Collected data:
________________

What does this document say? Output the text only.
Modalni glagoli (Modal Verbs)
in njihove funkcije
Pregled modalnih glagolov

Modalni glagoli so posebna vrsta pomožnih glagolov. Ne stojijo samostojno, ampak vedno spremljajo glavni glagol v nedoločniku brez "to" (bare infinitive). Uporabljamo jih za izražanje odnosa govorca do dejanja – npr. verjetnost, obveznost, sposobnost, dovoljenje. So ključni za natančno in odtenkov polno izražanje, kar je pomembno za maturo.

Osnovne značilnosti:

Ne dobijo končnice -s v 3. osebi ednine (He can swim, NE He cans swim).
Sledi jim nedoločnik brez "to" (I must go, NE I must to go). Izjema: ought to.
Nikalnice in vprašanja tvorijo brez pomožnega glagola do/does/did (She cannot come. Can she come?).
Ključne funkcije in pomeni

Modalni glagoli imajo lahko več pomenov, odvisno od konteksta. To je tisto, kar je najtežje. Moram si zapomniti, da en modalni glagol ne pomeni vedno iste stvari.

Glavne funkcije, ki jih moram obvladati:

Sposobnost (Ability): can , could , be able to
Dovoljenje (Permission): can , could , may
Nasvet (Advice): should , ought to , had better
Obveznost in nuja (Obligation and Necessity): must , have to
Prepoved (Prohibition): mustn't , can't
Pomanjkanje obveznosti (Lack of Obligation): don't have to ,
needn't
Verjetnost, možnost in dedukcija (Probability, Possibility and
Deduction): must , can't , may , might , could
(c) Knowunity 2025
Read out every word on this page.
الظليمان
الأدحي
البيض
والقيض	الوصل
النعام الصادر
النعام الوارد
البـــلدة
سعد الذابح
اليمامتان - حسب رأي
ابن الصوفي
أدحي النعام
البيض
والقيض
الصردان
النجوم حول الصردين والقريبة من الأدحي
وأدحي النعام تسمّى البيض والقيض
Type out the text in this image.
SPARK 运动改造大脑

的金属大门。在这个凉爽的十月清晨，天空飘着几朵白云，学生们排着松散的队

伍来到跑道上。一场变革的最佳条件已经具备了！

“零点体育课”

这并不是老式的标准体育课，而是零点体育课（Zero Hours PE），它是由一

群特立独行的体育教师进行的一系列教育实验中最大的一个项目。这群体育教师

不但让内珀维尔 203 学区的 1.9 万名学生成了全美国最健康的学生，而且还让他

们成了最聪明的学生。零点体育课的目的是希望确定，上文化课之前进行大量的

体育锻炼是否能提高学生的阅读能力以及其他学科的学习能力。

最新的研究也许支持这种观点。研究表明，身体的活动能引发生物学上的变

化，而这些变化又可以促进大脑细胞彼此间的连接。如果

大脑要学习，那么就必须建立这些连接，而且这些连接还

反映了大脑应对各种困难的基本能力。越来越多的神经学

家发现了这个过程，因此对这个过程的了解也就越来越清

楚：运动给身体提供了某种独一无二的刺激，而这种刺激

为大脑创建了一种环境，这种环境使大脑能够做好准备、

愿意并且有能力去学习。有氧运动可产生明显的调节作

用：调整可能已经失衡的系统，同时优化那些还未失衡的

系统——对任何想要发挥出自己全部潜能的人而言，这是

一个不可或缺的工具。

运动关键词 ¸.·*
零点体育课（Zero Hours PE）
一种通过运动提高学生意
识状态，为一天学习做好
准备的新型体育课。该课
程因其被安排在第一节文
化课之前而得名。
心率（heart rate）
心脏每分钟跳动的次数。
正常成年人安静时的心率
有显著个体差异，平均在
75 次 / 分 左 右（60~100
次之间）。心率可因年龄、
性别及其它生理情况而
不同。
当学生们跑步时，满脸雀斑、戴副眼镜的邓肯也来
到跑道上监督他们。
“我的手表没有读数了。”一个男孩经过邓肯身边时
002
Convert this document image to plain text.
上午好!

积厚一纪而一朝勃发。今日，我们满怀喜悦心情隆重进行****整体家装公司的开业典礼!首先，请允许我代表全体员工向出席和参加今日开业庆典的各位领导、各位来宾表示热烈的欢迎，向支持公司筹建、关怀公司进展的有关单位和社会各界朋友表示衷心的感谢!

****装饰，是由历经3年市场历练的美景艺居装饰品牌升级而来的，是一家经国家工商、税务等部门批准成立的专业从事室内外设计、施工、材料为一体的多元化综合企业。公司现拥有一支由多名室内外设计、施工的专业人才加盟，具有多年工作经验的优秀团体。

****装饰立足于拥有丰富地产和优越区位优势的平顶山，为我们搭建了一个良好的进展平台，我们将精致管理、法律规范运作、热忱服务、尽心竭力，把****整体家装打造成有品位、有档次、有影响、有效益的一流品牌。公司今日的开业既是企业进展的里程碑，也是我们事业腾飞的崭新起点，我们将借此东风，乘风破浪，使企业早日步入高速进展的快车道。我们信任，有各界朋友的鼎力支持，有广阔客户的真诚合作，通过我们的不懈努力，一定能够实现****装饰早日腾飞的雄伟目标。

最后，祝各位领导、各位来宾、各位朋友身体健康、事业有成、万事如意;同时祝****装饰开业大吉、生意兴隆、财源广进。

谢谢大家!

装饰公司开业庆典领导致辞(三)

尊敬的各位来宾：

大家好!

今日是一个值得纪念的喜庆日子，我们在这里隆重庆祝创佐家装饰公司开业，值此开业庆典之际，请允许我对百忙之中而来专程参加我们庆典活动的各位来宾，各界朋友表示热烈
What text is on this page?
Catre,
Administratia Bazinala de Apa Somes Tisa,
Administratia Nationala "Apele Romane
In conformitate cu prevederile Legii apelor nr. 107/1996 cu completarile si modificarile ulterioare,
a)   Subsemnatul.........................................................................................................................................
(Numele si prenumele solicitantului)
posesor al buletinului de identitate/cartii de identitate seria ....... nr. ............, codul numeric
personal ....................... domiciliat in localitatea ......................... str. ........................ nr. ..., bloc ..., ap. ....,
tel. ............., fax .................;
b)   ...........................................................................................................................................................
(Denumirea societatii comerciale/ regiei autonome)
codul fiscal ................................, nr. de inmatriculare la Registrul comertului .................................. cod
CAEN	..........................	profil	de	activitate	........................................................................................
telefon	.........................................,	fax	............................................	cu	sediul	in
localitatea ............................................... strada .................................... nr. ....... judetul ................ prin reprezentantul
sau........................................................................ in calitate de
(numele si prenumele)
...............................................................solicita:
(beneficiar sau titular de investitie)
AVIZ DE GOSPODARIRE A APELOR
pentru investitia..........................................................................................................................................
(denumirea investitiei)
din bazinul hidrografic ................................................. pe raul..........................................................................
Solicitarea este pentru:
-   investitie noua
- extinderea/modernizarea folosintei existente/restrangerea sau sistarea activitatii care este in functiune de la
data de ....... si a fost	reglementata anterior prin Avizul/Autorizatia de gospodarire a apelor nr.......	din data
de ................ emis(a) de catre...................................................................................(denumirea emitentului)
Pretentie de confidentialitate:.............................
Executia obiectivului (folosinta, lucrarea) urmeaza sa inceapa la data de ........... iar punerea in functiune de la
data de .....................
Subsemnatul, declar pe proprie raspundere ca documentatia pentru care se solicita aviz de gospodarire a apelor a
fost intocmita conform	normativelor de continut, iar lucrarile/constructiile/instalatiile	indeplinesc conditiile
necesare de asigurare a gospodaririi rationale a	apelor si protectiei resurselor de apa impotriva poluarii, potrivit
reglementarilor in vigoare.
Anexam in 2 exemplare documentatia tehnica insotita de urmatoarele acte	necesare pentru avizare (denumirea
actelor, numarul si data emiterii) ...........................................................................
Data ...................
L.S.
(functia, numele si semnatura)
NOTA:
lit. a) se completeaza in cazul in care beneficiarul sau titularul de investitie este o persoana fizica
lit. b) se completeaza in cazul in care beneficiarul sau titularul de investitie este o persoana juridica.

________________

Pick out every line above that holds the word "necesare" and copy it.

Answer to the task:
necesare de asigurare a gospodaririi rationale a	apelor si protectiei resurselor de apa impotriva poluarii, potrivit
Anexam in 2 exemplare documentatia tehnica insotita de urmatoarele acte	necesare pentru avizare (denumirea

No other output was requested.